> Selected extract:

>>>

Something’s Going On: Cut Hands
Interview with William Bennett, Cut Hands.
Cut Hands is the latest incarnation of William Bennett. The latest sonic venture from a man who is quite simply a true icon of the British underground. Spanning several decades and a multitude of genres and sonic terrain, William Bennett is something of an enigma, a mystery, who is forever pushing new boundaries in the realm of sound and experimentation. Cut Hands performs at the Triskel Arts Centre, Cork on March 3 2013.
Words: Mark Carry, Illustration: Craig Carry
Before Cut Hands, there was UK noise group Whitehouse, who Bennett is the founding member. Formed in 1980, the aim was to create “the most extreme music ever recorded”. Several albums and legendary live shows followed, placing the group as mythical figures in the experimental and noise scenes. The sheer ferocity of Whitehouse’s sound was put to the extreme, pushing the limits and at all times, challenging ears and minds. What has proved a constant over the past years is Bennett’s single-minded determination to do what he wants to do; to create art on his terms, as he sees fit. I think this is a rare quality to be seen in any form of art and what is most inspiring about the icon that is William Bennett.
Cut Hands is the natural evolution on from Whitenoise, which Bennett himself has dubbed “afro noise”. Rhythm lies at the core of the compelling African-influenced poly rhythms and compelling beats. The latest album, ‘Black Mamba’ showcases one of Bennett’s most accessible, yet rewarding works, in my opinion. The title-track itself is dark and menacing. I feel the gravel-throated voice of Tom Waits will ascend upon the mix at any moment. The tempo rises and falls, culminating in a magnificent climax of sinister synths and beats.
Take ‘No Spare No Soul’, taken from ‘Black Mamba’, recently released on Blackest Ever Back. There are infinite subtleties immersed in the mix, with its hypnotic, slow-tempo rhythms unravelling your very consciousness. The Haitian and Jamaican traditions and cultures resonate powerfully through the wall of intense sound.
My personal favourite Cut Hands track must be ‘Impassion’ from 2011’s ‘Afro Noise 1’, an album eight years in the making. It’s one of those tracks that casts a magnificent spell upon you and makes you ask, just how was this made? An ambient layer is re-configured throughout; flowing effortlessly amidst hand percussion rhythms and compelling noise.

<<<

> Stored rows:
>>>

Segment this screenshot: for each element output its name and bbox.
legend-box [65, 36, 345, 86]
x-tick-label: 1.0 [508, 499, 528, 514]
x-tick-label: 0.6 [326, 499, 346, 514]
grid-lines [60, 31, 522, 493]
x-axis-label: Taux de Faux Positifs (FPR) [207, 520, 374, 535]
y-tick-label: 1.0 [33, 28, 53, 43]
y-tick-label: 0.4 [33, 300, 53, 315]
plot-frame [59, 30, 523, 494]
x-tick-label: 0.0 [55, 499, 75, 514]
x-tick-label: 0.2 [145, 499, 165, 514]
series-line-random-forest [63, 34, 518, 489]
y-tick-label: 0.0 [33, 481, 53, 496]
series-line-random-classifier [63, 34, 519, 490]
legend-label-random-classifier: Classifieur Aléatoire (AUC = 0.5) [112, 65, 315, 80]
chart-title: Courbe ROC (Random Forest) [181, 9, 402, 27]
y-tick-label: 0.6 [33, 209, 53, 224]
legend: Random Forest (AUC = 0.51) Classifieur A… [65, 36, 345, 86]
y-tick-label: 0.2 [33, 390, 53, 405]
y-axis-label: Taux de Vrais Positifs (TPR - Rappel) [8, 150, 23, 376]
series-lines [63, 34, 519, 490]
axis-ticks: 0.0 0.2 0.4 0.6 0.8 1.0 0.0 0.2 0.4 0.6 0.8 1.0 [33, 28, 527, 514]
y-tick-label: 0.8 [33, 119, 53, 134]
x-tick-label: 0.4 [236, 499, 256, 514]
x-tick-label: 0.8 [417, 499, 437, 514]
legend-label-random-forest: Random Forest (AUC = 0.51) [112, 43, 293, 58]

<<<

> Your goal:
According to the Cut Hands article, in what year was Whitehouse formed? The entries are separate material and have no connection to the Cut Hands article.

> Solution to this problem:
1980